- [DATASET CONTENT]:
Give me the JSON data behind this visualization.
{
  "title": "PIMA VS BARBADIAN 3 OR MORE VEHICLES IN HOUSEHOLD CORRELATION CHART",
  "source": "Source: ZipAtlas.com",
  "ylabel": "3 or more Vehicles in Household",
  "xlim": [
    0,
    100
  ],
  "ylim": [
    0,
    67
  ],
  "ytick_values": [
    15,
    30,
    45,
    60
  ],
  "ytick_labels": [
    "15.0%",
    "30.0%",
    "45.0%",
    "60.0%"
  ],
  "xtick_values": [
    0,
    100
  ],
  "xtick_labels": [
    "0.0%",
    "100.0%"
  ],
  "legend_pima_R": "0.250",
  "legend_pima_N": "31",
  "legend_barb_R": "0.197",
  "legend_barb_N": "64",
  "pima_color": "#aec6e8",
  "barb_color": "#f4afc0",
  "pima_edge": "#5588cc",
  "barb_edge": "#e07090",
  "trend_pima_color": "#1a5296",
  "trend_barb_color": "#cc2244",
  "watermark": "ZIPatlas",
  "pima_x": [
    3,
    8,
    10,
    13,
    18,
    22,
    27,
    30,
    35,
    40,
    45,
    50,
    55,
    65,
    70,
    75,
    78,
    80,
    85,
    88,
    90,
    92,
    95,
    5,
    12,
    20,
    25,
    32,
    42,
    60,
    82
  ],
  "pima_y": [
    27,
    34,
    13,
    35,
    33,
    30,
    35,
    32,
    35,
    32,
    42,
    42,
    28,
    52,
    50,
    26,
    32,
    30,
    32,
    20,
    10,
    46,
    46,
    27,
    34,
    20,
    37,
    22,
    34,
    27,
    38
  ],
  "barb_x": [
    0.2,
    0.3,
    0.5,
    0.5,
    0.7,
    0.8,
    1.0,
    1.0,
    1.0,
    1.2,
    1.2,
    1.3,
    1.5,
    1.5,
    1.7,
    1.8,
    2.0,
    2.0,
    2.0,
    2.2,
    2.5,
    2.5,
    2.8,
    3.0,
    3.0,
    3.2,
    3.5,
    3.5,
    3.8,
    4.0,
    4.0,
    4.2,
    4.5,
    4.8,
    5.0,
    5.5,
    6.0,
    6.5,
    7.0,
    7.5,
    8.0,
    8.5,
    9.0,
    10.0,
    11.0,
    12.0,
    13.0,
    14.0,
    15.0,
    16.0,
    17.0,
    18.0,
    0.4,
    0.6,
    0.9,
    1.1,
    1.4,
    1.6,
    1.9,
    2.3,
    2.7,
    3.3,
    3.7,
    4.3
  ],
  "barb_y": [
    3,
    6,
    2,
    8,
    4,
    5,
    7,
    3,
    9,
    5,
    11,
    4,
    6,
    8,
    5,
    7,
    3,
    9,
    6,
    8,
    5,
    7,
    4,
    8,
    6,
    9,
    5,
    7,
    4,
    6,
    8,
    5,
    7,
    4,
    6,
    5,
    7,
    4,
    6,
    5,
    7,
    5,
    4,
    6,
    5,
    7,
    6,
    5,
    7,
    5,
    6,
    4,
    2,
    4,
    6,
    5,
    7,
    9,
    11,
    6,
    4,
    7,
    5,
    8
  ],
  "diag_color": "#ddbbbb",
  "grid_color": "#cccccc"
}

* * *

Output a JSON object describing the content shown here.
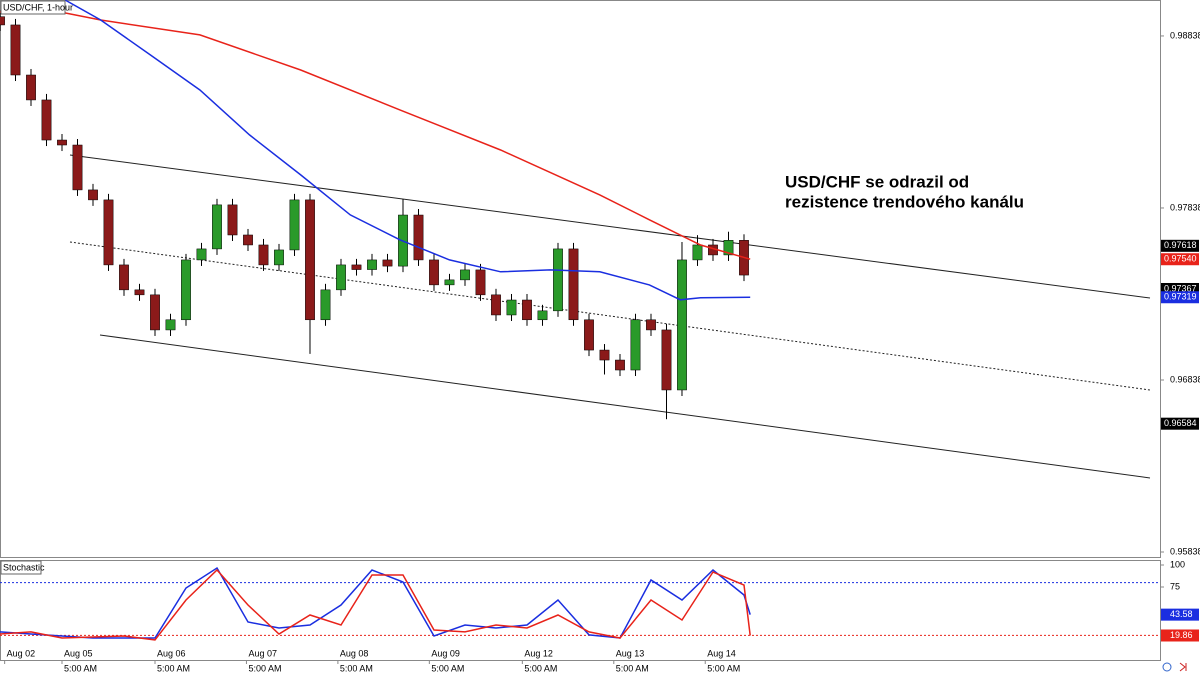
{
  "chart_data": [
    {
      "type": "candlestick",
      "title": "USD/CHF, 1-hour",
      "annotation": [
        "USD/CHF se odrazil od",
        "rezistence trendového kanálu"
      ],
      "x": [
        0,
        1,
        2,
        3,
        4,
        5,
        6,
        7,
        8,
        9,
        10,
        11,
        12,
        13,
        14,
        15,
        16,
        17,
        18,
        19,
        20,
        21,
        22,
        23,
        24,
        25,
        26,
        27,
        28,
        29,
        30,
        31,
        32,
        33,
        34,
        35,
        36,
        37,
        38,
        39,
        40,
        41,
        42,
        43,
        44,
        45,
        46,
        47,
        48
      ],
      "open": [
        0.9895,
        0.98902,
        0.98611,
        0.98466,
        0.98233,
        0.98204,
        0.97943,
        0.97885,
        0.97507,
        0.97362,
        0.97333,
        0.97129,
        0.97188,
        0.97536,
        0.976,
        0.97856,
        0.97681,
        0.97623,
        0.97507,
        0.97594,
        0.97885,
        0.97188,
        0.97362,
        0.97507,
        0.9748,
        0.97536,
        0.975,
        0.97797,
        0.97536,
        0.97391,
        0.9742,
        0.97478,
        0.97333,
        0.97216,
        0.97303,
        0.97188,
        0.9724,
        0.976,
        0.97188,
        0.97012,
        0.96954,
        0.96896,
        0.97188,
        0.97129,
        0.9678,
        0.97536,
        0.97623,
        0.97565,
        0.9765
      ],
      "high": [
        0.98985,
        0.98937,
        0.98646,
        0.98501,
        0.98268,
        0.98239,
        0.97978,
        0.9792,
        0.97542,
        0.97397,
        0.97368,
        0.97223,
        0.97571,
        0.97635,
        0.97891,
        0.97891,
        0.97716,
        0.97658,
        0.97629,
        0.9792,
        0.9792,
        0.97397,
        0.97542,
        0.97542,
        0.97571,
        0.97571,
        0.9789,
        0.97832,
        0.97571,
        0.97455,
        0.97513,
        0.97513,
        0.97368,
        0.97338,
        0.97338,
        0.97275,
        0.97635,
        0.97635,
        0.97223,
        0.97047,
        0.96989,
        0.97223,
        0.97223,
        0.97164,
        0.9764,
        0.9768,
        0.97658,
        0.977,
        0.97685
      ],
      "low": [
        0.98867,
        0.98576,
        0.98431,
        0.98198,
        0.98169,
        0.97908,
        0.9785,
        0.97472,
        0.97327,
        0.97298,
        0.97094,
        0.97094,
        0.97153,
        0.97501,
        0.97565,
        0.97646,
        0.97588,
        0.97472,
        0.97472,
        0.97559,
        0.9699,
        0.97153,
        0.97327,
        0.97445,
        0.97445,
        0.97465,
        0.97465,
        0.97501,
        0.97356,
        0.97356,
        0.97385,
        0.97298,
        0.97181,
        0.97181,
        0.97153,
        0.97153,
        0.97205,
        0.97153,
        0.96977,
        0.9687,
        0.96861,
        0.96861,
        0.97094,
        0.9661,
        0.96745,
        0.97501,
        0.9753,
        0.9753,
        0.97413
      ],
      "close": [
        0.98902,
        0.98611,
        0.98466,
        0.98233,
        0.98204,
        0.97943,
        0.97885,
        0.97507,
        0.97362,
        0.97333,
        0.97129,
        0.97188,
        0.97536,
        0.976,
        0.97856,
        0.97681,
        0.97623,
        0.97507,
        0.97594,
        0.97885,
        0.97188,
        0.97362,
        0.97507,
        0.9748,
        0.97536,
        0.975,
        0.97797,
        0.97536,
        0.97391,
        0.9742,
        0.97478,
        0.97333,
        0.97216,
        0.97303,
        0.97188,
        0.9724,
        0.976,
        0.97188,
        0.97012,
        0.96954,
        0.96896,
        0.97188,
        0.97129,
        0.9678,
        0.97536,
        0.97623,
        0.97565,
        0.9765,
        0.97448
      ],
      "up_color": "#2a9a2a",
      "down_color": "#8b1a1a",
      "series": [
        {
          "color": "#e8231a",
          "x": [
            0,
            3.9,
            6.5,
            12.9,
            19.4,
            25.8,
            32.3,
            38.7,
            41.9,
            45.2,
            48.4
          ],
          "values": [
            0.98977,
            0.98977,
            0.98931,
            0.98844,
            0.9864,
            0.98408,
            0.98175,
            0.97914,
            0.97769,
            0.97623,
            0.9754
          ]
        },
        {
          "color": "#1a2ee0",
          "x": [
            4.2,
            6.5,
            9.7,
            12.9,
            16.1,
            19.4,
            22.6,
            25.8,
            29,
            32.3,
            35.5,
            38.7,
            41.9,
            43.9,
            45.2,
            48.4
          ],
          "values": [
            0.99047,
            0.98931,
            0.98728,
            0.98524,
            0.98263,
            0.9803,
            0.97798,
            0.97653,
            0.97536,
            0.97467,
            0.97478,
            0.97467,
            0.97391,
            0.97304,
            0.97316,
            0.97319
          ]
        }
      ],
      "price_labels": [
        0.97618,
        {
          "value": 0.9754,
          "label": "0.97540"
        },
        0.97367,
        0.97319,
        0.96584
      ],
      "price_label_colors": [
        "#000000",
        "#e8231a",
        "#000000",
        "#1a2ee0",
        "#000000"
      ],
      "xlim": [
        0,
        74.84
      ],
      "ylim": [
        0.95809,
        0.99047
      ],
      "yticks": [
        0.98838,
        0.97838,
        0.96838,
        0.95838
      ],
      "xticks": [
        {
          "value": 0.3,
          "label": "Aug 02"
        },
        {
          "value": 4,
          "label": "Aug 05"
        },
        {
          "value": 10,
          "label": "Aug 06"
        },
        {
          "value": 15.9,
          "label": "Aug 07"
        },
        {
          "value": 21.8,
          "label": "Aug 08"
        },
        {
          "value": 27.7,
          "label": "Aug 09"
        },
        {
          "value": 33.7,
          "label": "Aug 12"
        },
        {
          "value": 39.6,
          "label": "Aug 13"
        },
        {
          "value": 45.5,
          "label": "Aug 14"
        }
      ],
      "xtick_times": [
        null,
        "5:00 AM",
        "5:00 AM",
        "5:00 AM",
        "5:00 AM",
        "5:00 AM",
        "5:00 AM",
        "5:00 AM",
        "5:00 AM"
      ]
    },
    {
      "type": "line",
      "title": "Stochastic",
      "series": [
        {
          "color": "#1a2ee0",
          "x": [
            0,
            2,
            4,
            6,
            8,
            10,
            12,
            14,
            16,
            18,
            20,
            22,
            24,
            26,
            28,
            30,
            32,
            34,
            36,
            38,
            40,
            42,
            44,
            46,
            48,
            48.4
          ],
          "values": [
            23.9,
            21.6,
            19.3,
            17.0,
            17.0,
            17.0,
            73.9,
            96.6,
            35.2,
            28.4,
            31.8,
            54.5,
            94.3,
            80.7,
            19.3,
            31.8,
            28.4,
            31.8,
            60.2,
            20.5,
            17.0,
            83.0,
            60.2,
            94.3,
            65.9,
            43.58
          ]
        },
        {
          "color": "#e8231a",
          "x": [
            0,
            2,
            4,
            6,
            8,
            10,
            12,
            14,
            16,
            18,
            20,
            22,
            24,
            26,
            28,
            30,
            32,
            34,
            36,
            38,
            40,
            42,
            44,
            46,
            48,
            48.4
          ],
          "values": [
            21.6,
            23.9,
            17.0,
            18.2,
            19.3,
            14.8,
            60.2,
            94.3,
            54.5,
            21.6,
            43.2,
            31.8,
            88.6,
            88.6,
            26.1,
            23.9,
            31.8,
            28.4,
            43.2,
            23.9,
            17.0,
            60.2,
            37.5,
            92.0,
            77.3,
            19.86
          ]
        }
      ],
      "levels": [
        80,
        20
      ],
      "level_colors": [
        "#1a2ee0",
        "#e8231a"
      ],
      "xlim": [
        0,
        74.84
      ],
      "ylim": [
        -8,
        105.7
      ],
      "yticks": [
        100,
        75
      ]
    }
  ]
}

- [GIVEN PROBLEM]:
Read through the lines above and collect those that contain the string "title".

- [EXPECTED ANSWER]:
  "title": "PIMA VS BARBADIAN 3 OR MORE VEHICLES IN HOUSEHOLD CORRELATION CHART",
      "title": "USD/CHF, 1-hour",
      "title": "Stochastic",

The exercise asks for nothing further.